# [What is required]
Quote precisely the final stretch of the listing: start at the line containing "Give me a plain-text" and stop after the last line.

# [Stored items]
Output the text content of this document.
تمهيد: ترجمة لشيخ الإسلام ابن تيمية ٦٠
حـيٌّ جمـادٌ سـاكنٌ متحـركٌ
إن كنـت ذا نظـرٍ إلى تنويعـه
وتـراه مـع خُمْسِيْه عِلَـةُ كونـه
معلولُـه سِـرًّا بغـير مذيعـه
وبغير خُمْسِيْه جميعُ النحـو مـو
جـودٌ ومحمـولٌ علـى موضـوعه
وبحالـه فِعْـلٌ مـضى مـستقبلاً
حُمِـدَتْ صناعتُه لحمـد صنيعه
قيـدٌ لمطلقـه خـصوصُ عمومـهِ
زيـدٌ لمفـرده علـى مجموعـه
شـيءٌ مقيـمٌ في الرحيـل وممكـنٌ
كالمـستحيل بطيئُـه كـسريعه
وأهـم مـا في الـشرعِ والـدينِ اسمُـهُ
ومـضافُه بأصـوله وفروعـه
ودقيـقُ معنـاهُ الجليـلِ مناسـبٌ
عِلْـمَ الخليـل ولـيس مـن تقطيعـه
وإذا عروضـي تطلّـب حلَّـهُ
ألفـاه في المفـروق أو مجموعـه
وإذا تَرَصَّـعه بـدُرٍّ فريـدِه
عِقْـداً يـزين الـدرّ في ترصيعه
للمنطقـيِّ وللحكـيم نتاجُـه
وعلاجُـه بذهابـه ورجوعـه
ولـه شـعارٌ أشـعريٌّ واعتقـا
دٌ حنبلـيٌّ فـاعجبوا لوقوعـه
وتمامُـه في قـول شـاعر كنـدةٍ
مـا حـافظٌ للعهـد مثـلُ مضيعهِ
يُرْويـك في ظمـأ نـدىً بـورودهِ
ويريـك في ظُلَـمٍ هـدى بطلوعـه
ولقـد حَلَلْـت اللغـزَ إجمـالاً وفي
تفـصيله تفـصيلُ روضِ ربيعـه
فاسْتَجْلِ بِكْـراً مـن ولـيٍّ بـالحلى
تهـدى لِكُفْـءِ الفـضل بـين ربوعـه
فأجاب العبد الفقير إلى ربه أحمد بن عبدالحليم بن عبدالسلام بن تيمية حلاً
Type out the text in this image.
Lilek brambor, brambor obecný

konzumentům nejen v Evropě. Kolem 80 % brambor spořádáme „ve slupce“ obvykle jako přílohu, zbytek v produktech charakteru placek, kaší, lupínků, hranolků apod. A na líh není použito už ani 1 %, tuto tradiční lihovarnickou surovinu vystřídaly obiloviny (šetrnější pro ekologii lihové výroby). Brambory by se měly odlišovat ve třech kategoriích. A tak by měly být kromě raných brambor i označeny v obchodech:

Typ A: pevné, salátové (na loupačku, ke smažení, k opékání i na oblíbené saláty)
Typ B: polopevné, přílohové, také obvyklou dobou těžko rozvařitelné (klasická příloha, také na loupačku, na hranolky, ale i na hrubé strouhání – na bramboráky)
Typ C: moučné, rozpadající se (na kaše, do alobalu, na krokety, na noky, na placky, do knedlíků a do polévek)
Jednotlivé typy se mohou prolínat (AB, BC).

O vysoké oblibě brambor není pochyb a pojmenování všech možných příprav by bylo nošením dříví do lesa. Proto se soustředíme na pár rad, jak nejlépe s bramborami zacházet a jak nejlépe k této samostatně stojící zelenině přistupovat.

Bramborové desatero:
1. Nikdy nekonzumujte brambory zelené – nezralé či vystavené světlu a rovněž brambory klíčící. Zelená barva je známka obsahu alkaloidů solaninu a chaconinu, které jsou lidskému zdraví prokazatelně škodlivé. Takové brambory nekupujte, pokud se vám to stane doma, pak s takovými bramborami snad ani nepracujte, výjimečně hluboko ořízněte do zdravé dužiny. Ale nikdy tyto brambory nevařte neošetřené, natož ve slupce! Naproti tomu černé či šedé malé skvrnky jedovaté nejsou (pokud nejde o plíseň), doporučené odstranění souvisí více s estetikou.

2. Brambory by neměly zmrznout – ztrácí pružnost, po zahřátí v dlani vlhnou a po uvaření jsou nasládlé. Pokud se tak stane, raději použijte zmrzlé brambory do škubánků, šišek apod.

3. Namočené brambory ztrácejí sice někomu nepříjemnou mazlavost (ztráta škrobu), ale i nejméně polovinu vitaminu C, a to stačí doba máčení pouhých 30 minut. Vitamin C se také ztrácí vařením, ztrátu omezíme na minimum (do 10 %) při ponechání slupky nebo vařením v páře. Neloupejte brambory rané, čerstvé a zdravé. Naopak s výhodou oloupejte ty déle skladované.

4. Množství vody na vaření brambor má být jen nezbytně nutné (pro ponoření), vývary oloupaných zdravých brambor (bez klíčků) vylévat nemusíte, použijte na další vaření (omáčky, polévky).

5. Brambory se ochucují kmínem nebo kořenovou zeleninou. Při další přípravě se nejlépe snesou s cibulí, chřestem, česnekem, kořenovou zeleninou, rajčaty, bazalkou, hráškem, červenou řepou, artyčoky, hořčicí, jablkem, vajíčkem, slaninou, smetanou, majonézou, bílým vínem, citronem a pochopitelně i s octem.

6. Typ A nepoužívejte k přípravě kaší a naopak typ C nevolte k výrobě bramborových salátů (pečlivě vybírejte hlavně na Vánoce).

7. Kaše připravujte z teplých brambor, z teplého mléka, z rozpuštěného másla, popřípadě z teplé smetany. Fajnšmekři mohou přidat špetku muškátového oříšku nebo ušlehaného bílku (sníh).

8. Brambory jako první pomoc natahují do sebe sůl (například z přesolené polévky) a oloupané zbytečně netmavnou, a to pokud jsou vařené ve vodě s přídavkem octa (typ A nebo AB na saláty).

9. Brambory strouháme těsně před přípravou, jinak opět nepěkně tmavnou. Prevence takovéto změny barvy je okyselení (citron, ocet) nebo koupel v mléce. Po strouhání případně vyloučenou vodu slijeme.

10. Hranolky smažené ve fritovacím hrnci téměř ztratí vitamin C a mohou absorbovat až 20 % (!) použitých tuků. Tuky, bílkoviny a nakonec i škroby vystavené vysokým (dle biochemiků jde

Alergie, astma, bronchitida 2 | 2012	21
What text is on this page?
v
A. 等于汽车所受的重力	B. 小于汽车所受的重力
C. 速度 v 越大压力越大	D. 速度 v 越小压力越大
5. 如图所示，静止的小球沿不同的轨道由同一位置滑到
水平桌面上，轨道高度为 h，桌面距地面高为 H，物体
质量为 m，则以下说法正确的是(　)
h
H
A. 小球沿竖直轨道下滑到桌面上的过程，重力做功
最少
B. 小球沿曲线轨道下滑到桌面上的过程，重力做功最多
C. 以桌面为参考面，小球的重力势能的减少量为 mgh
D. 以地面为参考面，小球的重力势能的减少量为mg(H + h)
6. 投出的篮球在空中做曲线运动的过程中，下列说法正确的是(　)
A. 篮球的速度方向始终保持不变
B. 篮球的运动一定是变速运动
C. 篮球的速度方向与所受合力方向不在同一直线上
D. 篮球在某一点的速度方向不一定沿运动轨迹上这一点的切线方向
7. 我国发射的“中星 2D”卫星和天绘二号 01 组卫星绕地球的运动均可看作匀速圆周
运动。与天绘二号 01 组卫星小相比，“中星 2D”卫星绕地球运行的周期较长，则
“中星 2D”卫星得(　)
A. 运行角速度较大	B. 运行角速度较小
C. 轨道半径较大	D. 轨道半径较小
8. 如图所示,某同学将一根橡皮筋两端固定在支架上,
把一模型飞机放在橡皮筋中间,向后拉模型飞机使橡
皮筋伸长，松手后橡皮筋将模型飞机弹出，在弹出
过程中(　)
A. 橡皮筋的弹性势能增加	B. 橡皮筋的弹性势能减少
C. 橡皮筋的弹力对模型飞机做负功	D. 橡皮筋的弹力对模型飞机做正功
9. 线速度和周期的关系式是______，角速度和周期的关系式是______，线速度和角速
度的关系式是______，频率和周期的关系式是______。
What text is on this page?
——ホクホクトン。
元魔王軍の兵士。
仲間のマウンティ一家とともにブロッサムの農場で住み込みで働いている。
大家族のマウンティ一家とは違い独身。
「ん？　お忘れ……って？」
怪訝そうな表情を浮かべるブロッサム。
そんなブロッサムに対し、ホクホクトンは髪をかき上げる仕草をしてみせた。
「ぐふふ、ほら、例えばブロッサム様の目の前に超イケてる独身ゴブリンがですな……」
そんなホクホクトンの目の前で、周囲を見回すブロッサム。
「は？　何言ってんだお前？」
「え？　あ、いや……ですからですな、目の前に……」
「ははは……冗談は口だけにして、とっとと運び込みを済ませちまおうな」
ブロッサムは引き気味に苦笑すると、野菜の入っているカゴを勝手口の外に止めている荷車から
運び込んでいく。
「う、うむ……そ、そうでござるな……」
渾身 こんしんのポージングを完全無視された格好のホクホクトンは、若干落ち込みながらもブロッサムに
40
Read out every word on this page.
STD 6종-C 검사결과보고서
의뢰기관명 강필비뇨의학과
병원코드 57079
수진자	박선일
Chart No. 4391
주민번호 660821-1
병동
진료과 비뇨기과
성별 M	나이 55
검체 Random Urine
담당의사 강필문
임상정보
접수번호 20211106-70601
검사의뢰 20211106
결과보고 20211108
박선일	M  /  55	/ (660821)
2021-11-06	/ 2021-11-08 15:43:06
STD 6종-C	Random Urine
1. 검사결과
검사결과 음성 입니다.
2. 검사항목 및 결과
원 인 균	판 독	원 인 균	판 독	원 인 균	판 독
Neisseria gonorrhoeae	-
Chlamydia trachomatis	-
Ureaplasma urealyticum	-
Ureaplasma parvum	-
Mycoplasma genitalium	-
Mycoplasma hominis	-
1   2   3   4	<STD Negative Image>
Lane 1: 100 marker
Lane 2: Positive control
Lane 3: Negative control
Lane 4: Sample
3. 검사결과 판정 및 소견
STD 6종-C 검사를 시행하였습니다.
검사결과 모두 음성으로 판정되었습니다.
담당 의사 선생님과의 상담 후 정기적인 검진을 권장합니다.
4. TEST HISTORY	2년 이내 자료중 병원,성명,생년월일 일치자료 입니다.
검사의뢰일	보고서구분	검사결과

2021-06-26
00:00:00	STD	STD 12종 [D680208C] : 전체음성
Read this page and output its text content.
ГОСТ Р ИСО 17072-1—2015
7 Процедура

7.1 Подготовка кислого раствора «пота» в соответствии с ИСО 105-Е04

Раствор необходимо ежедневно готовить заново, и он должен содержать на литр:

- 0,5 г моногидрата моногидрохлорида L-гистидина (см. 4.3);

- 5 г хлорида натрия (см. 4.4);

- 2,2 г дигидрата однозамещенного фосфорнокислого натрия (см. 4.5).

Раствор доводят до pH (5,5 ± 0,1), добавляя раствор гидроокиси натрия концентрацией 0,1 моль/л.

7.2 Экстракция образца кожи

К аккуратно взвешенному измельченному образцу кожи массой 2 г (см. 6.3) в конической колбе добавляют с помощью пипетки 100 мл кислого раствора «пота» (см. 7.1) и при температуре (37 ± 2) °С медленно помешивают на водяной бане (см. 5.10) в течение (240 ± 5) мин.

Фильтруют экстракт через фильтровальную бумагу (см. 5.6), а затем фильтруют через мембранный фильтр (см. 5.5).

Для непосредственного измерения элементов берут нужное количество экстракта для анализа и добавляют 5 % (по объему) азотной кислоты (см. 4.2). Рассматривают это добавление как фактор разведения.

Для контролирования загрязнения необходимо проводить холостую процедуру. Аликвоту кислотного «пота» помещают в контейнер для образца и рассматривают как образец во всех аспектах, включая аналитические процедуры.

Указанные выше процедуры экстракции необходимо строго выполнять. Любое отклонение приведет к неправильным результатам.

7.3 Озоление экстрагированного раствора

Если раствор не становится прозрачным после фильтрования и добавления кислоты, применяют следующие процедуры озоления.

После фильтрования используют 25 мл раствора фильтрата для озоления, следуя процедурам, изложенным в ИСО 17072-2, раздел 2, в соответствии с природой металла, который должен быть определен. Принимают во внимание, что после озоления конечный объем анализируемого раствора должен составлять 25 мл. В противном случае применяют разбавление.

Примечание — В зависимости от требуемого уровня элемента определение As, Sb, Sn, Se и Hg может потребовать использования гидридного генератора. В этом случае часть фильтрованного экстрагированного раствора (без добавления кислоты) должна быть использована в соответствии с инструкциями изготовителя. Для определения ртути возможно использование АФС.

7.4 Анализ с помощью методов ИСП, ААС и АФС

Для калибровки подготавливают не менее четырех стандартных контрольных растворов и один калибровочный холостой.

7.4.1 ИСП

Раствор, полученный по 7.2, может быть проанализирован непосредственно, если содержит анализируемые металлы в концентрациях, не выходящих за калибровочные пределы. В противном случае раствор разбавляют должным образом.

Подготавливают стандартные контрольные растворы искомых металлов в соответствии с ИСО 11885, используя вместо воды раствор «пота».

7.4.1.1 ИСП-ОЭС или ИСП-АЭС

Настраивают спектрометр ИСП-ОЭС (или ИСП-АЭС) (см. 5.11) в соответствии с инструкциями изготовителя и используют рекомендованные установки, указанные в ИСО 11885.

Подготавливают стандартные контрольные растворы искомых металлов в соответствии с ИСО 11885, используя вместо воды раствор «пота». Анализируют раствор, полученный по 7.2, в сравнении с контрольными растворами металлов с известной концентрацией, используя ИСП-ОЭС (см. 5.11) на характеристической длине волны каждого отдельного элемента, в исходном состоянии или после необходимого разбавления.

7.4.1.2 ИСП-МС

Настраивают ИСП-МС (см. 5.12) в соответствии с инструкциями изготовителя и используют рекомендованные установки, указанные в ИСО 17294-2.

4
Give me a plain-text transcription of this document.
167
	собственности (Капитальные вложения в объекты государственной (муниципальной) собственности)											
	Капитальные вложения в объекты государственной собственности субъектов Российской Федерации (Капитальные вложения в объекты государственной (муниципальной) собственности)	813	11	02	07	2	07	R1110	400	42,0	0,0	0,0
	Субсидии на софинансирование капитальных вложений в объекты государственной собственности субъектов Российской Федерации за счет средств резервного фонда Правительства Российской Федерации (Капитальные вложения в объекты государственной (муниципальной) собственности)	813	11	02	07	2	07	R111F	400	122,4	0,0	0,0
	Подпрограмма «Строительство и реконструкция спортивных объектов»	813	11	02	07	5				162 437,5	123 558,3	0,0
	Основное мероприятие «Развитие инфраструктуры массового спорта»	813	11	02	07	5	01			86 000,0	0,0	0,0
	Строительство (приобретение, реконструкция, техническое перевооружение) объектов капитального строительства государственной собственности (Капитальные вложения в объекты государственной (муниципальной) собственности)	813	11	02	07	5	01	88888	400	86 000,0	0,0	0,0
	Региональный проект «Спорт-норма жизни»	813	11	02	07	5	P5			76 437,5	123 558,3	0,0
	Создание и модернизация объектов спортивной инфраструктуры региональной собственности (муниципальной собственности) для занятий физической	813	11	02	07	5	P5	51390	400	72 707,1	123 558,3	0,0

# [Solution for this exercise]
Give me a plain-text transcription of this document.
167
	собственности (Капитальные вложения в объекты государственной (муниципальной) собственности)											
	Капитальные вложения в объекты государственной собственности субъектов Российской Федерации (Капитальные вложения в объекты государственной (муниципальной) собственности)	813	11	02	07	2	07	R1110	400	42,0	0,0	0,0
	Субсидии на софинансирование капитальных вложений в объекты государственной собственности субъектов Российской Федерации за счет средств резервного фонда Правительства Российской Федерации (Капитальные вложения в объекты государственной (муниципальной) собственности)	813	11	02	07	2	07	R111F	400	122,4	0,0	0,0
	Подпрограмма «Строительство и реконструкция спортивных объектов»	813	11	02	07	5				162 437,5	123 558,3	0,0
	Основное мероприятие «Развитие инфраструктуры массового спорта»	813	11	02	07	5	01			86 000,0	0,0	0,0
	Строительство (приобретение, реконструкция, техническое перевооружение) объектов капитального строительства государственной собственности (Капитальные вложения в объекты государственной (муниципальной) собственности)	813	11	02	07	5	01	88888	400	86 000,0	0,0	0,0
	Региональный проект «Спорт-норма жизни»	813	11	02	07	5	P5			76 437,5	123 558,3	0,0
	Создание и модернизация объектов спортивной инфраструктуры региональной собственности (муниципальной собственности) для занятий физической	813	11	02	07	5	P5	51390	400	72 707,1	123 558,3	0,0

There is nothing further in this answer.